SOURCE DOCUMENT →

-- start --

Examination of Witnesses (Questions 420
- 439)
WEDNESDAY 11 MARCH 2009
Ms Helen Bailey, Ms Helene Radcliffe, Mr Mark Parkinson
and Mr Jim Gallagher
Q420 Chairman:
I mean that on the whole people get the same amount of money for
the same amount of services to deal with the same amount of problems.
You have done it. You know what "fairness" is because
you did an assessment of needs in the seventies and you did another
one in the eighties, so there is nothing mysterious about bringing
fairness into the equation, surely?
Ms Bailey: I think the bases on which we allocated
money in the seventies and eighties and now are very different.
The operations of the devolved administrations have been in place
since 1999 and they themselves have considerable latitude to decide
how to spend the money they get through the Formula on the services
for people within their areas.
Q421 Chairman:
So what is the difference? Why has it changed? If it is a different
system of allocation now to what it was in the seventies and eighties,
why? What is different?
Ms Bailey: Forgive me, I do not think I said
that the system of allocation was different, but the circumstances
in which we are operating that system are.
Q422 Chairman:
All right. So what is the difference then?
Ms Bailey: The difference at the moment, the
most obvious difference, is that we have the devolved administrations
who have, as I say, considerable latitude themselves to decide
how to apportion the funding they get in order to deal with their
own perception of what is fair and reasonable within their own
territories.
Q423 Chairman:
Can I just ask you one final question, and then no doubt other
people will want to join in. Do you think it will be possible
to produce a system of allocation of resources between the four
parts of the United Kingdom which is fairer than the one used
at present?
Ms Bailey: I think in answering that question
we would need to get some agreement about what constitutes "fairness",
what constitutes "need", how those were measured and
how that agreement was to be achieved. I am sure that were there
such agreement it would be possible to come to an alternative
system which dealt with it. At the moment the Treasury is not
being asked to do that work and therefore we, as officials, have
not addressed ourselves to that question.
Chairman: You have not done it unofficially?
You may not have an agreement, as you did in the seventies, but
surelyI mean, you do it for local authorities all the time.
Q424 Baroness Hollis of Heigham:
Can I just come in on that? As far as I can see, your definition
of "fairness" in response to the Chairman's question
is that given the historic baseline, the Formula is fair because
since then there have been proportionate increases in expenditure,
which of course bedevils the question as to where you start from
and where it has appropriately adjusted. I gather that you come
from Islington. You would not accept that as a fair way of allocating
local government expenditure, to take a snapshot back in 1979
and just do a percentage increase by virtue of population change
with no other consideration subsequently, would you?
Ms Bailey: I am here to speak for Her Majesty's
Treasury and not for any previous role, I hope, but I think it
is fair to say that the way in which local government funding
is distributed in Englandit is different in the devolved
administrations and this is the point you are hinting at, I thinkis
highly contested and I am sure that there would be many different
views of what was fair in absolute terms as there are local authorities,
and I suspect that also applies to devolved administrations. From
the Treasury point of view, straightforwardly, we are not currently
engaged in doing any work to say, "Is this fair?" in
any absolute terms and we would require some ministerial or other
steer as to what constituted "fair" in those terms.

-- end --

BRIEF 1 → Decide whether each statement agrees with the transcript, answering yes or no and quoting the words that settle it. (a) The devolved administrations have been operating since 1999. (b) Ms Bailey says the system of allocation itself is different now from what it was in the seventies and eighties. (c) According to Ms Bailey, the Treasury is currently doing work on whether the allocation is fair.

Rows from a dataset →
-- start --

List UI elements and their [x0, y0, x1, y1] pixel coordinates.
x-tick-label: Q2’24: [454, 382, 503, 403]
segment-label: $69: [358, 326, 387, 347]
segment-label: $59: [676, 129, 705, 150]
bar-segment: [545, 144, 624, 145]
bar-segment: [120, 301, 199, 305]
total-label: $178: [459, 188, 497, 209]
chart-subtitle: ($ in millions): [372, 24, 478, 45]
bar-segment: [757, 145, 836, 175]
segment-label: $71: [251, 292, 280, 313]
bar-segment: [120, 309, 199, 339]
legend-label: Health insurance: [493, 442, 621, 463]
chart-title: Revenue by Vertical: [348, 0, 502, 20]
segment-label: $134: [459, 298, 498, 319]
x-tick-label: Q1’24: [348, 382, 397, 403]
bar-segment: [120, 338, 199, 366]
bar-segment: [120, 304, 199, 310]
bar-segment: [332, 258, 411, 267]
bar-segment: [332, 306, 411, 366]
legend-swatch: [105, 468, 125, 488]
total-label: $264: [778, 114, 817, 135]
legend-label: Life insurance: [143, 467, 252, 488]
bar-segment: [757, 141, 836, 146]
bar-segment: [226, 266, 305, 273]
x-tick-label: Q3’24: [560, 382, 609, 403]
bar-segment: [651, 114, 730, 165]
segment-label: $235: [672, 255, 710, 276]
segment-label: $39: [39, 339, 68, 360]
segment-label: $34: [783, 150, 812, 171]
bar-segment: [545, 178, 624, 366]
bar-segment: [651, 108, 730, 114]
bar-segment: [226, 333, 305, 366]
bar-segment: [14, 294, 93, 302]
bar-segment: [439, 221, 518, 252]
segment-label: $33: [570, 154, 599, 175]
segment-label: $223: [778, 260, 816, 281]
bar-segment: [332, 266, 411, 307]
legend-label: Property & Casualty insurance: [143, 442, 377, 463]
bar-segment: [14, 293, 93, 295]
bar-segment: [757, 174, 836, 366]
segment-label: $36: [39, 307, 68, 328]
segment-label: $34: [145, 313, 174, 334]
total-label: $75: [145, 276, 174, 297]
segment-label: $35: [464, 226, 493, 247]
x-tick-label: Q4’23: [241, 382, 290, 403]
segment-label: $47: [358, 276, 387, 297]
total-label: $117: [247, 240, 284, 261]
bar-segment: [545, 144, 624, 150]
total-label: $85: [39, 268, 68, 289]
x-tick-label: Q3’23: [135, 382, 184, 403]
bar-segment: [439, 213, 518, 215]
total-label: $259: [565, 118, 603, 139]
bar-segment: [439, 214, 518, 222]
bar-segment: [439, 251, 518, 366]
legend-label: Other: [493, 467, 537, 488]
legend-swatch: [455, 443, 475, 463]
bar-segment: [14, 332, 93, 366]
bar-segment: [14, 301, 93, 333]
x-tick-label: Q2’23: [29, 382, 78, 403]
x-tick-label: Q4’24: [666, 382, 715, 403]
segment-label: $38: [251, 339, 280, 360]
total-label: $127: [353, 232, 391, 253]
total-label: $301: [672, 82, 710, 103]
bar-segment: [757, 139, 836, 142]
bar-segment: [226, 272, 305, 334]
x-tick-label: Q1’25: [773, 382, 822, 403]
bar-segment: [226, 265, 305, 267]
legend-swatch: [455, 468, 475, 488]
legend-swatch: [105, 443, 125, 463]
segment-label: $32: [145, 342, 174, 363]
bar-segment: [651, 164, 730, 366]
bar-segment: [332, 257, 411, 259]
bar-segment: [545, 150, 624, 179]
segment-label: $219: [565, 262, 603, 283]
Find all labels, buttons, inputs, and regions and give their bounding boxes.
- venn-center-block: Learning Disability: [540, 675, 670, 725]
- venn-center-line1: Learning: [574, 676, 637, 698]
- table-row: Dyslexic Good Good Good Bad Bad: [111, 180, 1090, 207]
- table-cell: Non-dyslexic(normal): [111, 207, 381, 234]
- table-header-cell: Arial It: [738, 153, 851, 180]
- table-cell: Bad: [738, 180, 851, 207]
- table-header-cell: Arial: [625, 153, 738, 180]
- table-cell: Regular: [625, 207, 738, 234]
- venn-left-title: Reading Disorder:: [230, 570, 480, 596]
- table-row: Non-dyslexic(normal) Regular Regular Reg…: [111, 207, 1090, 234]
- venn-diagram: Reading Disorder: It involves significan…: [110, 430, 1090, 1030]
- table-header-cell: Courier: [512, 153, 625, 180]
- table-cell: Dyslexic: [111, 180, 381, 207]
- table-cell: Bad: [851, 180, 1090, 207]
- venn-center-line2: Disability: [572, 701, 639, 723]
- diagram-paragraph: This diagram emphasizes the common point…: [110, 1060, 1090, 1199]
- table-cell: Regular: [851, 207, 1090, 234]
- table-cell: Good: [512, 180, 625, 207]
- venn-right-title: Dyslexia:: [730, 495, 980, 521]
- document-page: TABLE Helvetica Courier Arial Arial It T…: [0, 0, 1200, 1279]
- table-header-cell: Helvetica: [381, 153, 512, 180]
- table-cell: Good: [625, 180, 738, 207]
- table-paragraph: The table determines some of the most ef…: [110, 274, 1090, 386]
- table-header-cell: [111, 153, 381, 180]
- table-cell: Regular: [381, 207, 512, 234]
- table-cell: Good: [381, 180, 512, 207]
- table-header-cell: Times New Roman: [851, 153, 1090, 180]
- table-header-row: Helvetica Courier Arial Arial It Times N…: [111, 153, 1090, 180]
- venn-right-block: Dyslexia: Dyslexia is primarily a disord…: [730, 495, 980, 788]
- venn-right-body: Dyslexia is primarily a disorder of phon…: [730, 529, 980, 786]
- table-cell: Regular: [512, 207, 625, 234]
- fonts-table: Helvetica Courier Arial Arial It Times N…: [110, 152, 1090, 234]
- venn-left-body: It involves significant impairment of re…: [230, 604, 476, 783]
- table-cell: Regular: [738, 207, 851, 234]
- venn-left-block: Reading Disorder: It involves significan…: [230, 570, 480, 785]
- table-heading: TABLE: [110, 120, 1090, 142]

-- end --

BRIEF 2 → Convert the entries, from their first line up to and including the line with "x-tick-label: Q4’23: [241, 382, 290, 403]", into a JSON list of strings with one string per line.

RESPONSE 1 →
(a) Yes: "The operations of the devolved administrations have been in place since 1999"
(b) No: "I do not think I said that the system of allocation was different, but the circumstances in which we are operating that system are."
(c) No: "At the moment the Treasury is not being asked to do that work"

RESPONSE 2 →
[
  "List UI elements and their [x0, y0, x1, y1] pixel coordinates.",
  "x-tick-label: Q2’24: [454, 382, 503, 403]",
  "segment-label: $69: [358, 326, 387, 347]",
  "segment-label: $59: [676, 129, 705, 150]",
  "bar-segment: [545, 144, 624, 145]",
  "bar-segment: [120, 301, 199, 305]",
  "total-label: $178: [459, 188, 497, 209]",
  "chart-subtitle: ($ in millions): [372, 24, 478, 45]",
  "bar-segment: [757, 145, 836, 175]",
  "segment-label: $71: [251, 292, 280, 313]",
  "bar-segment: [120, 309, 199, 339]",
  "legend-label: Health insurance: [493, 442, 621, 463]",
  "chart-title: Revenue by Vertical: [348, 0, 502, 20]",
  "segment-label: $134: [459, 298, 498, 319]",
  "x-tick-label: Q1’24: [348, 382, 397, 403]",
  "bar-segment: [120, 338, 199, 366]",
  "bar-segment: [120, 304, 199, 310]",
  "bar-segment: [332, 258, 411, 267]",
  "bar-segment: [332, 306, 411, 366]",
  "legend-swatch: [105, 468, 125, 488]",
  "total-label: $264: [778, 114, 817, 135]",
  "legend-label: Life insurance: [143, 467, 252, 488]",
  "bar-segment: [757, 141, 836, 146]",
  "bar-segment: [226, 266, 305, 273]",
  "x-tick-label: Q3’24: [560, 382, 609, 403]",
  "bar-segment: [651, 114, 730, 165]",
  "segment-label: $235: [672, 255, 710, 276]",
  "segment-label: $39: [39, 339, 68, 360]",
  "segment-label: $34: [783, 150, 812, 171]",
  "bar-segment: [545, 178, 624, 366]",
  "bar-segment: [651, 108, 730, 114]",
  "bar-segment: [226, 333, 305, 366]",
  "bar-segment: [14, 294, 93, 302]",
  "bar-segment: [439, 221, 518, 252]",
  "segment-label: $33: [570, 154, 599, 175]",
  "segment-label: $223: [778, 260, 816, 281]",
  "bar-segment: [332, 266, 411, 307]",
  "legend-label: Property & Casualty insurance: [143, 442, 377, 463]",
  "bar-segment: [14, 293, 93, 295]",
  "bar-segment: [757, 174, 836, 366]",
  "segment-label: $36: [39, 307, 68, 328]",
  "segment-label: $34: [145, 313, 174, 334]",
  "total-label: $75: [145, 276, 174, 297]",
  "segment-label: $35: [464, 226, 493, 247]",
  "x-tick-label: Q4’23: [241, 382, 290, 403]"
]